◆ **Problem details**:
Transcribe the listing verbatim. Do not carry over any pictures.

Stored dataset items
begin

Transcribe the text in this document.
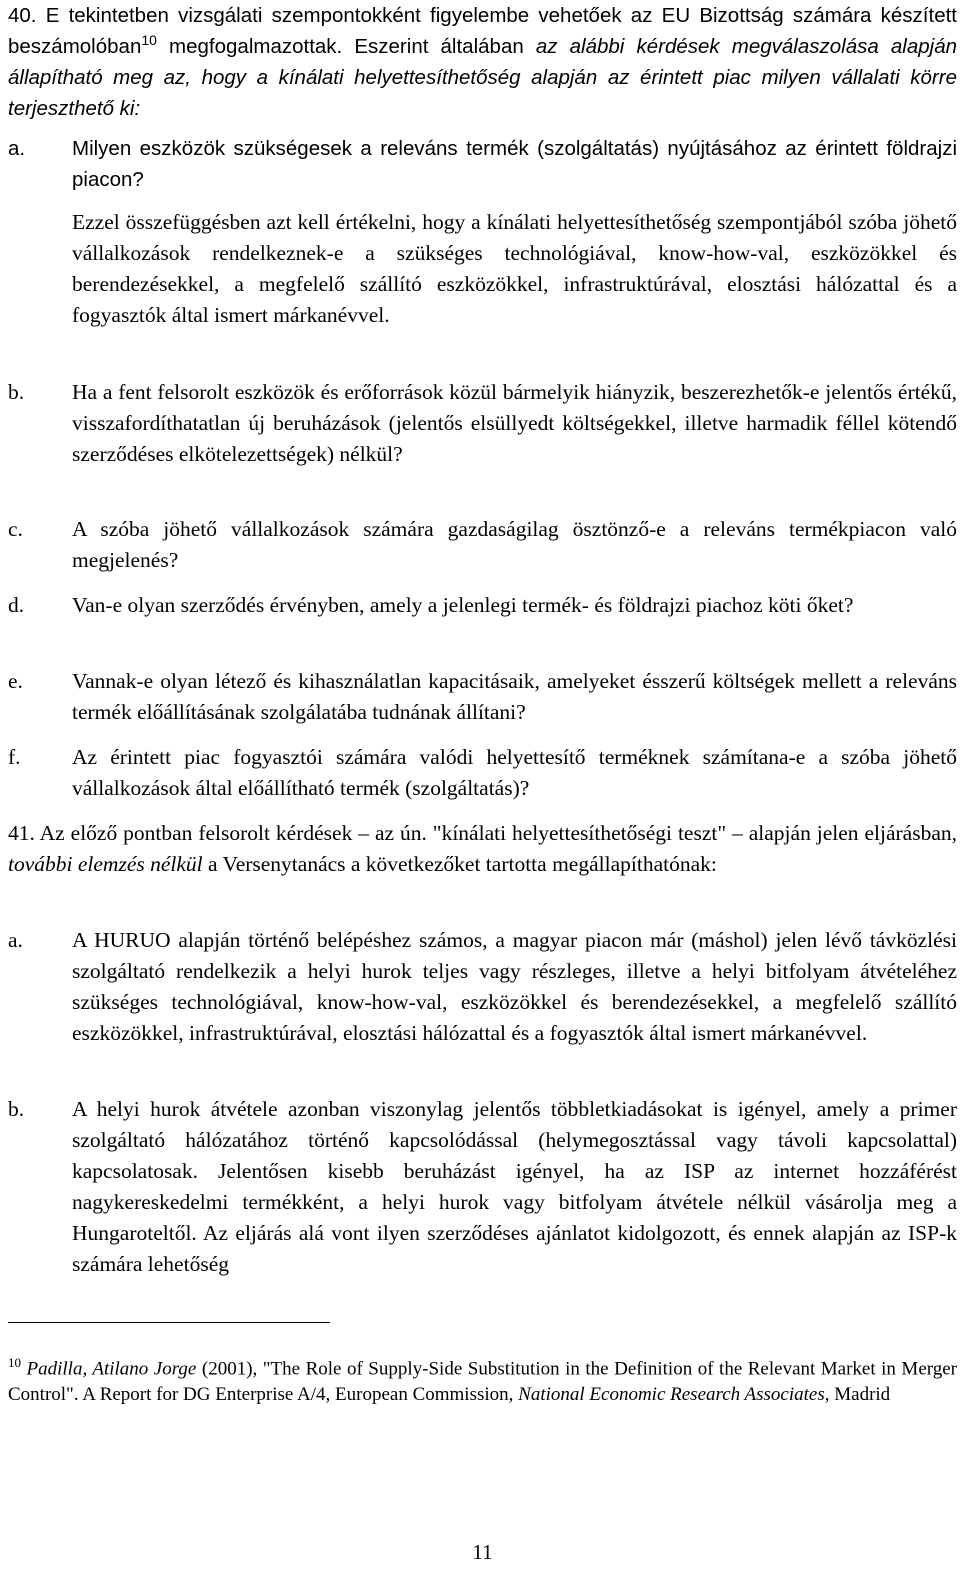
40. E tekintetben vizsgálati szempontokként figyelembe vehetőek az EU Bizottság számára készített beszámolóban$^{10}$ megfogalmazottak. Eszerint általában az alábbi kérdések megválaszolása alapján állapítható meg az, hogy a kínálati helyettesíthetőség alapján az érintett piac milyen vállalati körre terjeszthető ki:

a. Milyen eszközök szükségesek a releváns termék (szolgáltatás) nyújtásához az érintett földrajzi piacon?
Ezzel összefüggésben azt kell értékelni, hogy a kínálati helyettesíthetőség szempontjából szóba jöhető vállalkozások rendelkeznek-e a szükséges technológiával, know-how-val, eszközökkel és berendezésekkel, a megfelelő szállító eszközökkel, infrastruktúrával, elosztási hálózattal és a fogyasztók által ismert márkanévvel.
b. Ha a fent felsorolt eszközök és erőforrások közül bármelyik hiányzik, beszerezhetők-e jelentős értékű, visszafordíthatatlan új beruházások (jelentős elsüllyedt költségekkel, illetve harmadik féllel kötendő szerződéses elkötelezettségek) nélkül?
c. A szóba jöhető vállalkozások számára gazdaságilag ösztönző-e a releváns termékpiacon való megjelenés?
d. Van-e olyan szerződés érvényben, amely a jelenlegi termék- és földrajzi piachoz köti őket?
e. Vannak-e olyan létező és kihasználatlan kapacitásaik, amelyeket ésszerű költségek mellett a releváns termék előállításának szolgálatába tudnának állítani?
f. Az érintett piac fogyasztói számára valódi helyettesítő terméknek számítana-e a szóba jöhető vállalkozások által előállítható termék (szolgáltatás)?

41. Az előző pontban felsorolt kérdések – az ún. "kínálati helyettesíthetőségi teszt" – alapján jelen eljárásban, további elemzés nélkül a Versenytanács a következőket tartotta megállapíthatónak:

a. A HURUO alapján történő belépéshez számos, a magyar piacon már (máshol) jelen lévő távközlési szolgáltató rendelkezik a helyi hurok teljes vagy részleges, illetve a helyi bitfolyam átvételéhez szükséges technológiával, know-how-val, eszközökkel és berendezésekkel, a megfelelő szállító eszközökkel, infrastruktúrával, elosztási hálózattal és a fogyasztók által ismert márkanévvel.
b. A helyi hurok átvétele azonban viszonylag jelentős többletkiadásokat is igényel, amely a primer szolgáltató hálózatához történő kapcsolódással (helymegosztással vagy távoli kapcsolattal) kapcsolatosak. Jelentősen kisebb beruházást igényel, ha az ISP az internet hozzáférést nagykereskedelmi termékként, a helyi hurok vagy bitfolyam átvétele nélkül vásárolja meg a Hungaroteltől. Az eljárás alá vont ilyen szerződéses ajánlatot kidolgozott, és ennek alapján az ISP-k számára lehetőség
$^{10}$ Padilla, Atilano Jorge (2001), "The Role of Supply-Side Substitution in the Definition of the Relevant Market in Merger Control". A Report for DG Enterprise A/4, European Commission, National Economic Research Associates, Madrid
11
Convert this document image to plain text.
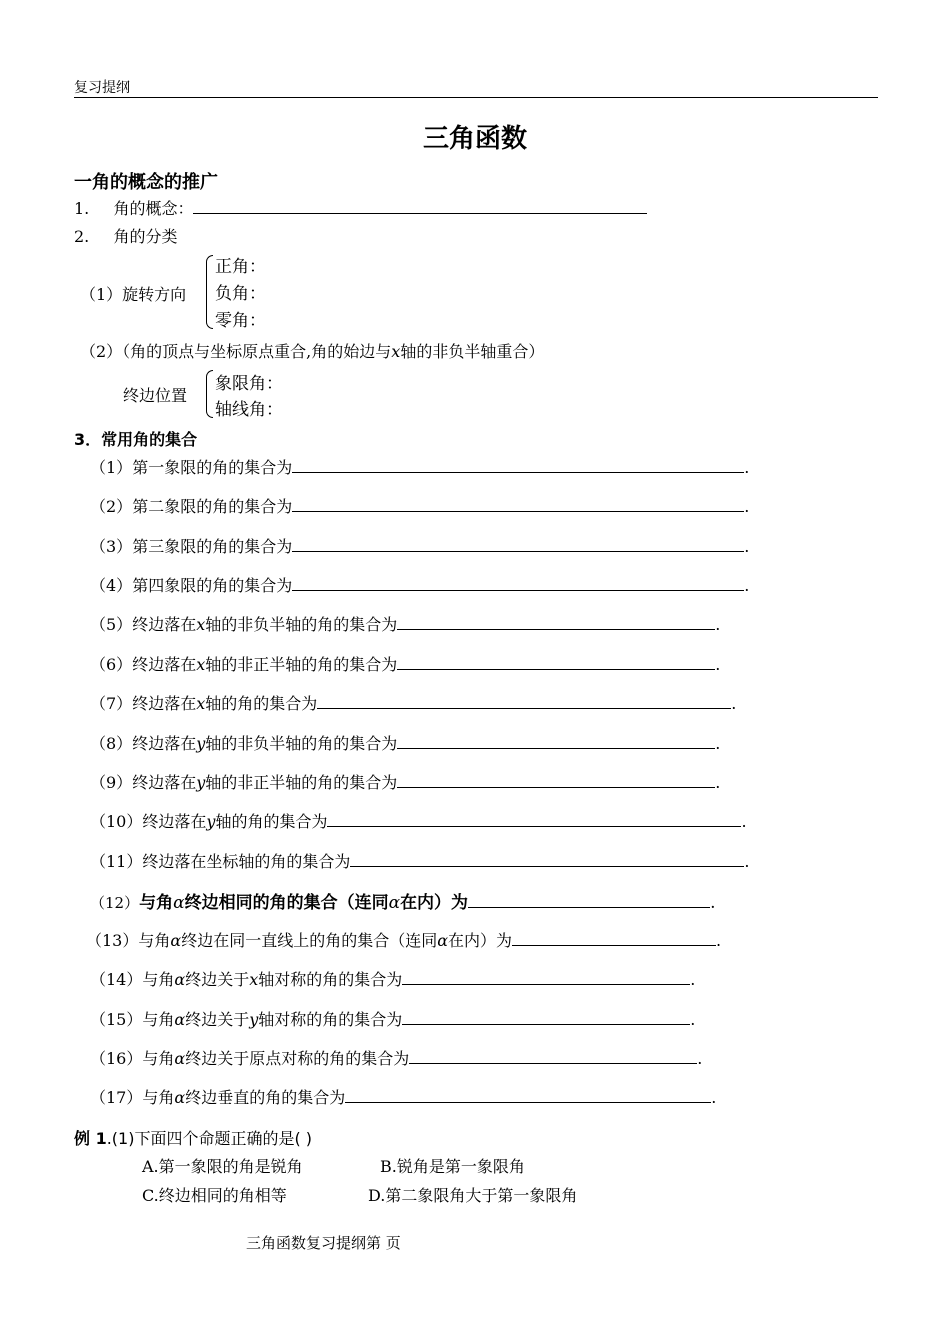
复习提纲
三角函数
一角的概念的推广
1. 角的概念：
2. 角的分类
（1）旋转方向
正角：
负角：
零角：
（2）（角的顶点与坐标原点重合,角的始边与x轴的非负半轴重合）
终边位置
象限角：
轴线角：
3．常用角的集合
（1）第一象限的角的集合为	.
（2）第二象限的角的集合为	.
（3）第三象限的角的集合为	.
（4）第四象限的角的集合为	.
（5）终边落在x轴的非负半轴的角的集合为	.
（6）终边落在x轴的非正半轴的角的集合为	.
（7）终边落在x轴的角的集合为	.
（8）终边落在y轴的非负半轴的角的集合为	.
（9）终边落在y轴的非正半轴的角的集合为	.
（10）终边落在y轴的角的集合为	.
（11）终边落在坐标轴的角的集合为	.
（12）与角α终边相同的角的集合（连同α在内）为	.
（13）与角α终边在同一直线上的角的集合（连同α在内）为	.
（14）与角α终边关于x轴对称的角的集合为	.
（15）与角α终边关于y轴对称的角的集合为	.
（16）与角α终边关于原点对称的角的集合为	.
（17）与角α终边垂直的角的集合为	.
例 1.(1)下面四个命题正确的是( )
A.第一象限的角是锐角	B.锐角是第一象限角
C.终边相同的角相等	D.第二象限角大于第一象限角
三角函数复习提纲第 页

end

◆ **Expected answer**:
Transcribe the text in this document.
40. E tekintetben vizsgálati szempontokként figyelembe vehetőek az EU Bizottság számára készített beszámolóban$^{10}$ megfogalmazottak. Eszerint általában az alábbi kérdések megválaszolása alapján állapítható meg az, hogy a kínálati helyettesíthetőség alapján az érintett piac milyen vállalati körre terjeszthető ki:

a. Milyen eszközök szükségesek a releváns termék (szolgáltatás) nyújtásához az érintett földrajzi piacon?
Ezzel összefüggésben azt kell értékelni, hogy a kínálati helyettesíthetőség szempontjából szóba jöhető vállalkozások rendelkeznek-e a szükséges technológiával, know-how-val, eszközökkel és berendezésekkel, a megfelelő szállító eszközökkel, infrastruktúrával, elosztási hálózattal és a fogyasztók által ismert márkanévvel.
b. Ha a fent felsorolt eszközök és erőforrások közül bármelyik hiányzik, beszerezhetők-e jelentős értékű, visszafordíthatatlan új beruházások (jelentős elsüllyedt költségekkel, illetve harmadik féllel kötendő szerződéses elkötelezettségek) nélkül?
c. A szóba jöhető vállalkozások számára gazdaságilag ösztönző-e a releváns termékpiacon való megjelenés?
d. Van-e olyan szerződés érvényben, amely a jelenlegi termék- és földrajzi piachoz köti őket?
e. Vannak-e olyan létező és kihasználatlan kapacitásaik, amelyeket ésszerű költségek mellett a releváns termék előállításának szolgálatába tudnának állítani?
f. Az érintett piac fogyasztói számára valódi helyettesítő terméknek számítana-e a szóba jöhető vállalkozások által előállítható termék (szolgáltatás)?

41. Az előző pontban felsorolt kérdések – az ún. "kínálati helyettesíthetőségi teszt" – alapján jelen eljárásban, további elemzés nélkül a Versenytanács a következőket tartotta megállapíthatónak:

a. A HURUO alapján történő belépéshez számos, a magyar piacon már (máshol) jelen lévő távközlési szolgáltató rendelkezik a helyi hurok teljes vagy részleges, illetve a helyi bitfolyam átvételéhez szükséges technológiával, know-how-val, eszközökkel és berendezésekkel, a megfelelő szállító eszközökkel, infrastruktúrával, elosztási hálózattal és a fogyasztók által ismert márkanévvel.
b. A helyi hurok átvétele azonban viszonylag jelentős többletkiadásokat is igényel, amely a primer szolgáltató hálózatához történő kapcsolódással (helymegosztással vagy távoli kapcsolattal) kapcsolatosak. Jelentősen kisebb beruházást igényel, ha az ISP az internet hozzáférést nagykereskedelmi termékként, a helyi hurok vagy bitfolyam átvétele nélkül vásárolja meg a Hungaroteltől. Az eljárás alá vont ilyen szerződéses ajánlatot kidolgozott, és ennek alapján az ISP-k számára lehetőség
$^{10}$ Padilla, Atilano Jorge (2001), "The Role of Supply-Side Substitution in the Definition of the Relevant Market in Merger Control". A Report for DG Enterprise A/4, European Commission, National Economic Research Associates, Madrid
11
Convert this document image to plain text.
复习提纲
三角函数
一角的概念的推广
1. 角的概念：
2. 角的分类
（1）旋转方向
正角：
负角：
零角：
（2）（角的顶点与坐标原点重合,角的始边与x轴的非负半轴重合）
终边位置
象限角：
轴线角：
3．常用角的集合
（1）第一象限的角的集合为	.
（2）第二象限的角的集合为	.
（3）第三象限的角的集合为	.
（4）第四象限的角的集合为	.
（5）终边落在x轴的非负半轴的角的集合为	.
（6）终边落在x轴的非正半轴的角的集合为	.
（7）终边落在x轴的角的集合为	.
（8）终边落在y轴的非负半轴的角的集合为	.
（9）终边落在y轴的非正半轴的角的集合为	.
（10）终边落在y轴的角的集合为	.
（11）终边落在坐标轴的角的集合为	.
（12）与角α终边相同的角的集合（连同α在内）为	.
（13）与角α终边在同一直线上的角的集合（连同α在内）为	.
（14）与角α终边关于x轴对称的角的集合为	.
（15）与角α终边关于y轴对称的角的集合为	.
（16）与角α终边关于原点对称的角的集合为	.
（17）与角α终边垂直的角的集合为	.
例 1.(1)下面四个命题正确的是( )
A.第一象限的角是锐角	B.锐角是第一象限角
C.终边相同的角相等	D.第二象限角大于第一象限角
三角函数复习提纲第 页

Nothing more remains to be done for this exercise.